━━ DATASET ROWS

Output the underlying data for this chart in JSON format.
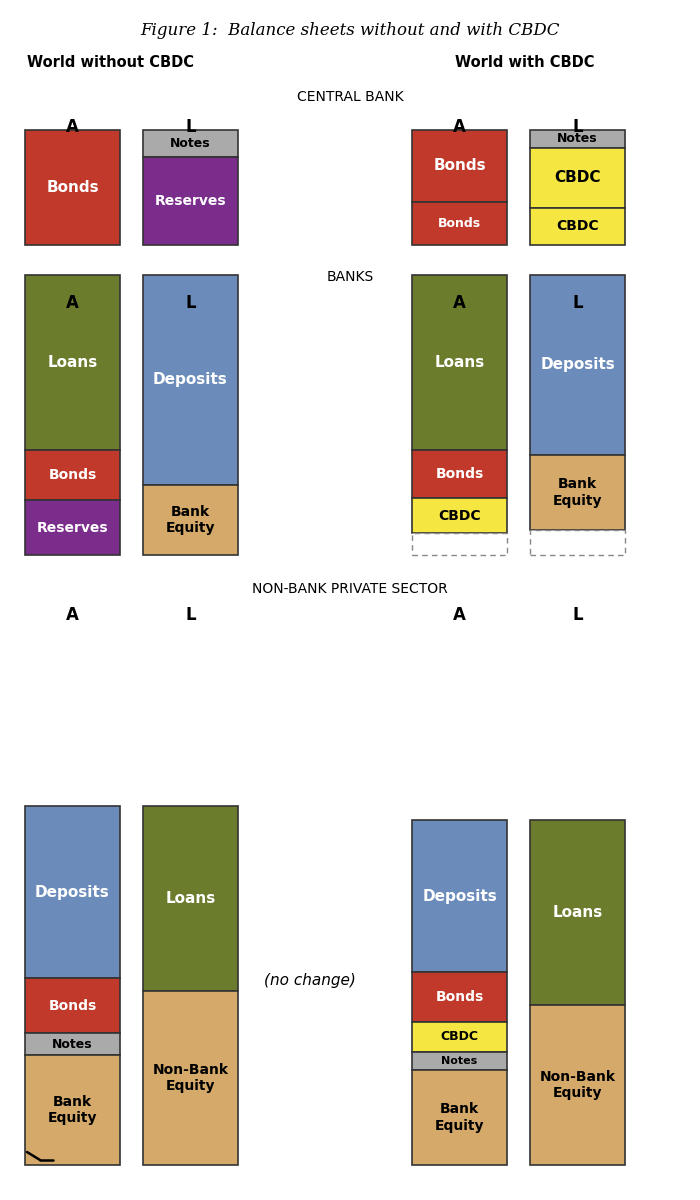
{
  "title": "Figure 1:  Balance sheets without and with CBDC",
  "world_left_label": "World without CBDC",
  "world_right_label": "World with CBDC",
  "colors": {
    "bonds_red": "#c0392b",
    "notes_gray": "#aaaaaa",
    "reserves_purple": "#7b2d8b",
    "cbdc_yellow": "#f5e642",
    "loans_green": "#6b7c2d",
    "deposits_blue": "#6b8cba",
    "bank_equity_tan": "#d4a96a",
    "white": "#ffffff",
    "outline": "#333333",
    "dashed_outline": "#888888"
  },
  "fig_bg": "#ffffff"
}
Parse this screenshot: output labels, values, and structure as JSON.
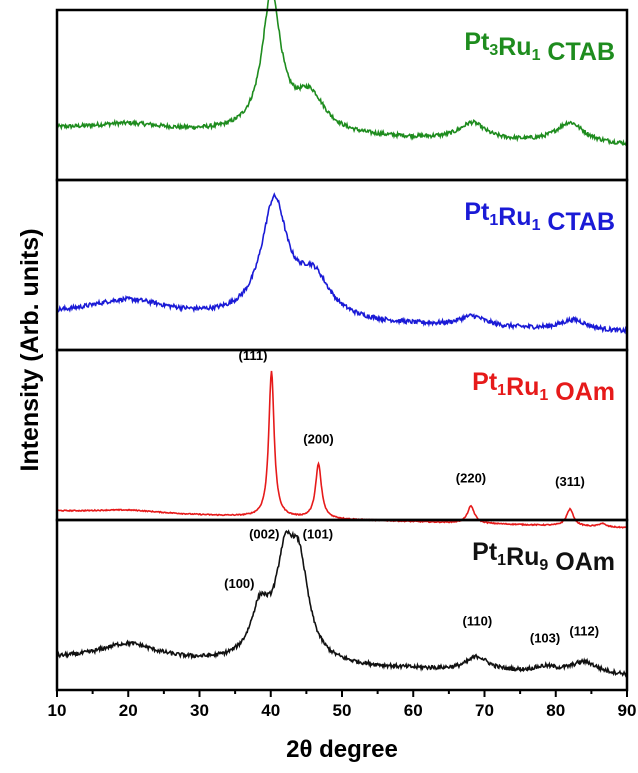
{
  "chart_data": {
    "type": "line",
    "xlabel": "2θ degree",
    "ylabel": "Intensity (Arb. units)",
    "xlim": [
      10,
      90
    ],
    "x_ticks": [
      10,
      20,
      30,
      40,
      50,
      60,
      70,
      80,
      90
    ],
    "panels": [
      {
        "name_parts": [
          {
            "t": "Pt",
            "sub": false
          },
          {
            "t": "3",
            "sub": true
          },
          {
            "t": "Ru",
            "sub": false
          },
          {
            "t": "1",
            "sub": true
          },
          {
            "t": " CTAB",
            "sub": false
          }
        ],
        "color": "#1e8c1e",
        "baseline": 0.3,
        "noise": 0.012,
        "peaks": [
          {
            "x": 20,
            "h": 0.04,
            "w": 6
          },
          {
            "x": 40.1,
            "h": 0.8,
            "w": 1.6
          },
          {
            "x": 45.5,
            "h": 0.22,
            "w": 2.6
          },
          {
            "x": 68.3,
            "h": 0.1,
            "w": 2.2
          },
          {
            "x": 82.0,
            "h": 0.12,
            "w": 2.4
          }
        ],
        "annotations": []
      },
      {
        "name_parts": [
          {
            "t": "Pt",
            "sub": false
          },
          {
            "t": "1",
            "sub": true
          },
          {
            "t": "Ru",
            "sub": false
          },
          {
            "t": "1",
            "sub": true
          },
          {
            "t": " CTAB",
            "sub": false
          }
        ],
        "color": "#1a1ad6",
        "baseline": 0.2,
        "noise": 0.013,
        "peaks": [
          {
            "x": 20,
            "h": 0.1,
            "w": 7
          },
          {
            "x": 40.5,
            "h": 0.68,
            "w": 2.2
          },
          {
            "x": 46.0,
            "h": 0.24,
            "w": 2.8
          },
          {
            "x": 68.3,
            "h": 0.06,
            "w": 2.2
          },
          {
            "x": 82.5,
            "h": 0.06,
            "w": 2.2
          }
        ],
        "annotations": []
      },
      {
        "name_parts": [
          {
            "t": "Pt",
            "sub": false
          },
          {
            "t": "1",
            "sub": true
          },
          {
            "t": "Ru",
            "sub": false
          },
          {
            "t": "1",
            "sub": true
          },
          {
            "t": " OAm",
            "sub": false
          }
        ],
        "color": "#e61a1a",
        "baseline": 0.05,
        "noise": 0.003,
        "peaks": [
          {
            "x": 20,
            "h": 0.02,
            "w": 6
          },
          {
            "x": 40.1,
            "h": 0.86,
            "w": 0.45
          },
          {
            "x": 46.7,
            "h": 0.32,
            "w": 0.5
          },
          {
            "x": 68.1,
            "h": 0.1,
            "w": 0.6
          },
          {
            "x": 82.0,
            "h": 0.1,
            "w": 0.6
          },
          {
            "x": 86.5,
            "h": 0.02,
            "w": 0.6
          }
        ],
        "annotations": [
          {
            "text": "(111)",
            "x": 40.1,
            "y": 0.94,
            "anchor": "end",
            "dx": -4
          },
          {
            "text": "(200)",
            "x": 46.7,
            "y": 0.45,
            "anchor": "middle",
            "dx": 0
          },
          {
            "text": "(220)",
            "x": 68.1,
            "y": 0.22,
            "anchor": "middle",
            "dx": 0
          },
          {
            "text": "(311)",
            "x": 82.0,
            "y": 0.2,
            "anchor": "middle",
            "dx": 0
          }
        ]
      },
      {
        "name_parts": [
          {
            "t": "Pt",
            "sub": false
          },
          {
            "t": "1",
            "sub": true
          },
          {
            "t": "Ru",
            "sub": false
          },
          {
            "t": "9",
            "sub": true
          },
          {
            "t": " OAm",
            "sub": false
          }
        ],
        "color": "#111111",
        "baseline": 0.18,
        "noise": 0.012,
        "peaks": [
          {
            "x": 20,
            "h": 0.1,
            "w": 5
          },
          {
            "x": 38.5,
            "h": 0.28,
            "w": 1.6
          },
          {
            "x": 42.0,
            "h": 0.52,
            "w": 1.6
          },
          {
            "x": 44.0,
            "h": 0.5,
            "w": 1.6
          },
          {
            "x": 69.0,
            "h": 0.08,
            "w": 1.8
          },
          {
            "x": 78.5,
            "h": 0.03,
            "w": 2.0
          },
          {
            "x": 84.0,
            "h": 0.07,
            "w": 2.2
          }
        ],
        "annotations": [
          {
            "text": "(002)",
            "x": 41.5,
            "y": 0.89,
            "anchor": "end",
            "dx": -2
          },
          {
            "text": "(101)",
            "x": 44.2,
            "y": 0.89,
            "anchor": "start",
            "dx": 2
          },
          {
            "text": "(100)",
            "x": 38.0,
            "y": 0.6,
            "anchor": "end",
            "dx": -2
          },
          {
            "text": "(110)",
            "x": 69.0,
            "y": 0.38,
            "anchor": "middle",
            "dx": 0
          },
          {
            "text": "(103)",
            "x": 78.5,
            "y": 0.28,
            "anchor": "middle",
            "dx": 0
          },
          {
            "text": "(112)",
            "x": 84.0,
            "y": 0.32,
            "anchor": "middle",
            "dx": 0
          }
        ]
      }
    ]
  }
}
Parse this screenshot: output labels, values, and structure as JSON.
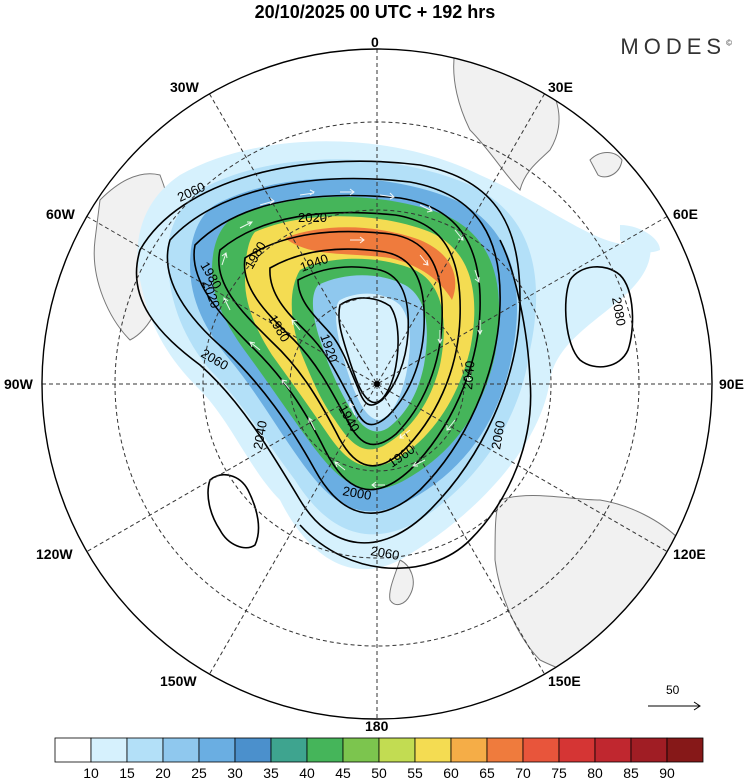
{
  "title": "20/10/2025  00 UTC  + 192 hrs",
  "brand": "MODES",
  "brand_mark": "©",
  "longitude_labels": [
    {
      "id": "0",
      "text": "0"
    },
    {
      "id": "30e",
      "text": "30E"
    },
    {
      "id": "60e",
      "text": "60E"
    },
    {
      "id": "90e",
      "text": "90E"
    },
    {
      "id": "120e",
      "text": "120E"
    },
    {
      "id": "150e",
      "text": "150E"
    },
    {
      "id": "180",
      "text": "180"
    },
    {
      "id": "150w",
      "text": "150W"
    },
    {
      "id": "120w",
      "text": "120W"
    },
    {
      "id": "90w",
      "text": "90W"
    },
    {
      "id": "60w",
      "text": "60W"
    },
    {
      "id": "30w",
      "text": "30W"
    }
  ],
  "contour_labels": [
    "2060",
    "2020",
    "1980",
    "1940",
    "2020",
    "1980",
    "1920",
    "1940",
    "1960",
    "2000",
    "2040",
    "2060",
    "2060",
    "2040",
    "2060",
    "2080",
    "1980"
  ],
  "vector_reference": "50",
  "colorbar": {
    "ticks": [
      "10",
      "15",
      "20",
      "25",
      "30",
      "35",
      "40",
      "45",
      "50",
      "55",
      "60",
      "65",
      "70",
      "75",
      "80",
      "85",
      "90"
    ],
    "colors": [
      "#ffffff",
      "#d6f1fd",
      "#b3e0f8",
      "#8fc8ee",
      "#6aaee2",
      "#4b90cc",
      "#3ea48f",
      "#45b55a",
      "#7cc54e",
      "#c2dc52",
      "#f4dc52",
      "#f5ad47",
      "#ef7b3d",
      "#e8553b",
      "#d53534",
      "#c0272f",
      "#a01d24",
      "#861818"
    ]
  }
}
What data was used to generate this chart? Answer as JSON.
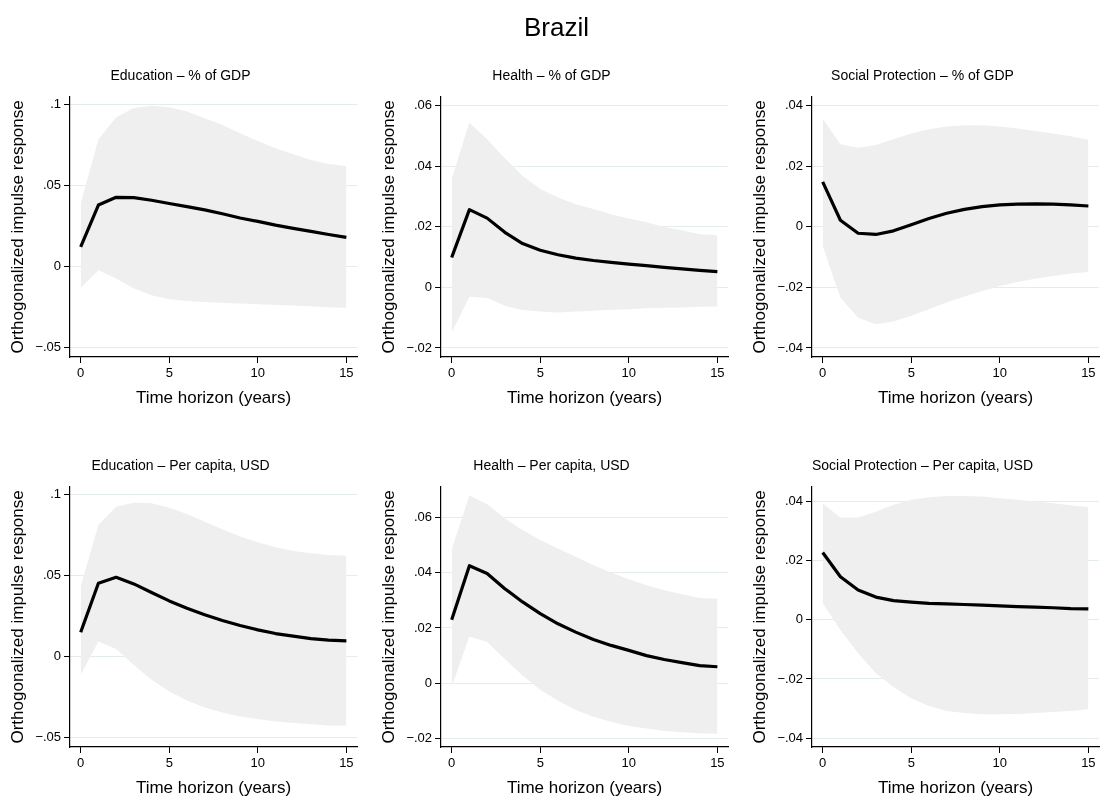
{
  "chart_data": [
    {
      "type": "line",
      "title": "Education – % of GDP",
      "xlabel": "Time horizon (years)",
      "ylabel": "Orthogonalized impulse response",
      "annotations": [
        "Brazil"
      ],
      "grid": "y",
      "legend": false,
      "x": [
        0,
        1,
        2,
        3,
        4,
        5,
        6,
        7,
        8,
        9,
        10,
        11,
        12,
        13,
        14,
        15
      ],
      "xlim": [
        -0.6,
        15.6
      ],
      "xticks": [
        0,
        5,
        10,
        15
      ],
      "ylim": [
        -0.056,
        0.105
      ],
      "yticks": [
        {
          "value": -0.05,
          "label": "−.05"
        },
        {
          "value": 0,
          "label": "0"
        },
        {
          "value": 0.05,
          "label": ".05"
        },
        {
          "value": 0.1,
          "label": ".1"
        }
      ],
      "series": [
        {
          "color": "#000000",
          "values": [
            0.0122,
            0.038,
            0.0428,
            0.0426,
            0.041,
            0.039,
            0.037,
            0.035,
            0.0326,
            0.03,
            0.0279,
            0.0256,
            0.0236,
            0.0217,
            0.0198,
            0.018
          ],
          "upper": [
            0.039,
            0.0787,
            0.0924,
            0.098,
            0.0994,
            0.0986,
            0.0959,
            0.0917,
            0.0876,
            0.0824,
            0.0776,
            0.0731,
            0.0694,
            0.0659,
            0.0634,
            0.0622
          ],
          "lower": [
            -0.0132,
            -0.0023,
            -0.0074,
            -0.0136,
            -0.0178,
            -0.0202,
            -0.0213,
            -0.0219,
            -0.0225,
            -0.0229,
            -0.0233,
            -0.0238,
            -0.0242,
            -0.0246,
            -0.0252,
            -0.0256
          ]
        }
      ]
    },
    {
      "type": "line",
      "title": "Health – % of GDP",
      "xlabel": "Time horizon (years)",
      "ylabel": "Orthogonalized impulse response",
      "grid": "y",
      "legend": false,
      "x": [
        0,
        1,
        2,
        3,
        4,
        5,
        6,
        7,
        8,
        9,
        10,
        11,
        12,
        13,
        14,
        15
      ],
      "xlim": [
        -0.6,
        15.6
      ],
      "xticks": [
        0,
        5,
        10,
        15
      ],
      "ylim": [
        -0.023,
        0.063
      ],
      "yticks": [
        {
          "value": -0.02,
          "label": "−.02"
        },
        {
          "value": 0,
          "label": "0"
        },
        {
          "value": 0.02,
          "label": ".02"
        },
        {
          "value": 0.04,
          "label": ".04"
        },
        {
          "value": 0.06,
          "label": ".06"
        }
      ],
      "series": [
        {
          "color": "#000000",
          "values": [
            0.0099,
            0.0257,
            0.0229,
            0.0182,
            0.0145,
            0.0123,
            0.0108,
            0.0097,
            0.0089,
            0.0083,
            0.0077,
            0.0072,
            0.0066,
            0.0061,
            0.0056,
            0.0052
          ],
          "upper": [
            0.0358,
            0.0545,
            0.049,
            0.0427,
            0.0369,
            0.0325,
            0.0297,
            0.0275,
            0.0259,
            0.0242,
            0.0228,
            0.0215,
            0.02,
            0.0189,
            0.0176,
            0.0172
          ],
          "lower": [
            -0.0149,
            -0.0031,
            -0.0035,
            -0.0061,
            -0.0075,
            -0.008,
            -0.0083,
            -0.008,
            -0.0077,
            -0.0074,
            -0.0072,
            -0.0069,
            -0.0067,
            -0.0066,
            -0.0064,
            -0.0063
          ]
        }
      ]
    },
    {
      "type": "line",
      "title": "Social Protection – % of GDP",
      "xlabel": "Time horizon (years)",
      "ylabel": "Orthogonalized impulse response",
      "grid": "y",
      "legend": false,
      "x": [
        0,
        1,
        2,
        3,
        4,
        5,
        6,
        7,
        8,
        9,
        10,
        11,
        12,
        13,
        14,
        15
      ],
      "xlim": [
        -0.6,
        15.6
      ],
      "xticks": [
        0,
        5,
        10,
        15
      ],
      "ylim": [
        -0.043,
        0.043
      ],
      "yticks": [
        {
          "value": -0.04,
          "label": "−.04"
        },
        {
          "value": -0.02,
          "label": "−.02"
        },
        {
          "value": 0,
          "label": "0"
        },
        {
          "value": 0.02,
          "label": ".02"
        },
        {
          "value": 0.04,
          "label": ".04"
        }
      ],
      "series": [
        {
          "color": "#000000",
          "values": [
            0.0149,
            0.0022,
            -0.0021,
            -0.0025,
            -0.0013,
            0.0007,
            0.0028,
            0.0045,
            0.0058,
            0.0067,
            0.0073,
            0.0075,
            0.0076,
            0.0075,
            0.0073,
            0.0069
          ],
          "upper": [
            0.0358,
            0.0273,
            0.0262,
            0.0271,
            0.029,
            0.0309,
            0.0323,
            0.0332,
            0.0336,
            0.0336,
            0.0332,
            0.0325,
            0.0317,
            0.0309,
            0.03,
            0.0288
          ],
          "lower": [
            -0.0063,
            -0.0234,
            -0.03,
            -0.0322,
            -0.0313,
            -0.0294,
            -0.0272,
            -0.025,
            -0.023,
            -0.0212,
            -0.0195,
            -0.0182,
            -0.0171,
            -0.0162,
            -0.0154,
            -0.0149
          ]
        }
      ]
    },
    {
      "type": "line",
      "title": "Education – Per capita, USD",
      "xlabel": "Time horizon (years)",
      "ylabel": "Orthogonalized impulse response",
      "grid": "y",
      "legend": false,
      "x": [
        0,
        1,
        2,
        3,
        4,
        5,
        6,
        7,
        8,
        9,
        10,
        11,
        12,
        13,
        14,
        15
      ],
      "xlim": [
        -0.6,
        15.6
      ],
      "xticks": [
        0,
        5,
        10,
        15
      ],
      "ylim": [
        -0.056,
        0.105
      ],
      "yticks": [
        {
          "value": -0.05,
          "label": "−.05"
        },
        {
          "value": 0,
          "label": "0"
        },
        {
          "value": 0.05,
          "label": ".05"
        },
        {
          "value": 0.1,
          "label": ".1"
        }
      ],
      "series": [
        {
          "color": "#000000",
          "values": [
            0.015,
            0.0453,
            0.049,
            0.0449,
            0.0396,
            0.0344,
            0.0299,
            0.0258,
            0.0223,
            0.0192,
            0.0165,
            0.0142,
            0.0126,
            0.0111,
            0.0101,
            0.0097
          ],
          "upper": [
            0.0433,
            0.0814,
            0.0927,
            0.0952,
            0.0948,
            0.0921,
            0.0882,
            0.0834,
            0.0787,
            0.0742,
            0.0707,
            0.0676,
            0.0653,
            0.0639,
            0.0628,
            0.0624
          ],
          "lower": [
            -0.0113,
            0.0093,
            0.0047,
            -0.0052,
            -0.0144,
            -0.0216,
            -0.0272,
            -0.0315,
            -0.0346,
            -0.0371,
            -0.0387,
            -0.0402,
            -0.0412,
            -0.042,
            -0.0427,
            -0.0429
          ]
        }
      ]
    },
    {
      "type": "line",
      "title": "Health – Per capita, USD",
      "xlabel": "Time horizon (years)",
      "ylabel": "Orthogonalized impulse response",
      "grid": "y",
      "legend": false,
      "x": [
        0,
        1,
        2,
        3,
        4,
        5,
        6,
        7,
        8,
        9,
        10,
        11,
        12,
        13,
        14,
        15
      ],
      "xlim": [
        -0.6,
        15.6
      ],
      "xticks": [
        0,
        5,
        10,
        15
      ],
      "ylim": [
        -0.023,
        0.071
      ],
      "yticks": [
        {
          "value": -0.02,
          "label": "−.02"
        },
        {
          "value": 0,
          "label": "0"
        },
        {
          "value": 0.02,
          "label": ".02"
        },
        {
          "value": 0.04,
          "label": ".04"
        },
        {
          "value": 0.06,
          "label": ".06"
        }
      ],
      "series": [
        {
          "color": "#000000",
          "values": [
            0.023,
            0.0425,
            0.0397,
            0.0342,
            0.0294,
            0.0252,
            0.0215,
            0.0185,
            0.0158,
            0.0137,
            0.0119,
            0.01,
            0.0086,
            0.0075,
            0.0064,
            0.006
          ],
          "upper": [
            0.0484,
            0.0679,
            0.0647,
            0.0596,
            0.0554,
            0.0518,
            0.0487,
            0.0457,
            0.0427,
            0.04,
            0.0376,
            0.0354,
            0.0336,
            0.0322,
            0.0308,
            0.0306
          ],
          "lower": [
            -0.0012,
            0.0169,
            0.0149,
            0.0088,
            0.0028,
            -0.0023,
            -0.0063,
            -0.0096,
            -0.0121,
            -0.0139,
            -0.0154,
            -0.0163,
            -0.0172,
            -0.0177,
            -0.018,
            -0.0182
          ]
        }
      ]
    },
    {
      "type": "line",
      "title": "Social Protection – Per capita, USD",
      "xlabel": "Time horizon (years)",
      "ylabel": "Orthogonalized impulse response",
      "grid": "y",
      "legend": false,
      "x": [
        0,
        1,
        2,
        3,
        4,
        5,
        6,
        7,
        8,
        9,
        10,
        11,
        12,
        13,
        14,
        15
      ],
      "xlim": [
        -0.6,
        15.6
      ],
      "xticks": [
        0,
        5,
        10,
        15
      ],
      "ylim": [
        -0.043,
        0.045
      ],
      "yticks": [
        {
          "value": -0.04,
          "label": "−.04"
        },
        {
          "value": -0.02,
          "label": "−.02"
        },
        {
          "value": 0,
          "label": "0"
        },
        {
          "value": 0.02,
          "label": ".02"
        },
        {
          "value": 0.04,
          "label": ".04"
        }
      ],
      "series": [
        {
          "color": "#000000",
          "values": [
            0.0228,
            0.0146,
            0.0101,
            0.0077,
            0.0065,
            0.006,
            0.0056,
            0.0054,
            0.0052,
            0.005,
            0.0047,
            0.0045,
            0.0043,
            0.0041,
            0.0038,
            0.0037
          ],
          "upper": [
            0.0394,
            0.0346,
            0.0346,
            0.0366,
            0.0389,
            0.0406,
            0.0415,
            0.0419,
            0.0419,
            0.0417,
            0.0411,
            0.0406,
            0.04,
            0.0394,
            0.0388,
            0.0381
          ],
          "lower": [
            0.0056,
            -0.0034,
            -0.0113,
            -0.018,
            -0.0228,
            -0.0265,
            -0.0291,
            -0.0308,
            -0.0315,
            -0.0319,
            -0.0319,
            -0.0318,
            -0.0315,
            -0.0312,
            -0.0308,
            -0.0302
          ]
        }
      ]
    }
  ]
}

━━━━

Return each full line of the entries that contains the word "Social".

      "title": "Social Protection – % of GDP",
      "title": "Social Protection – Per capita, USD",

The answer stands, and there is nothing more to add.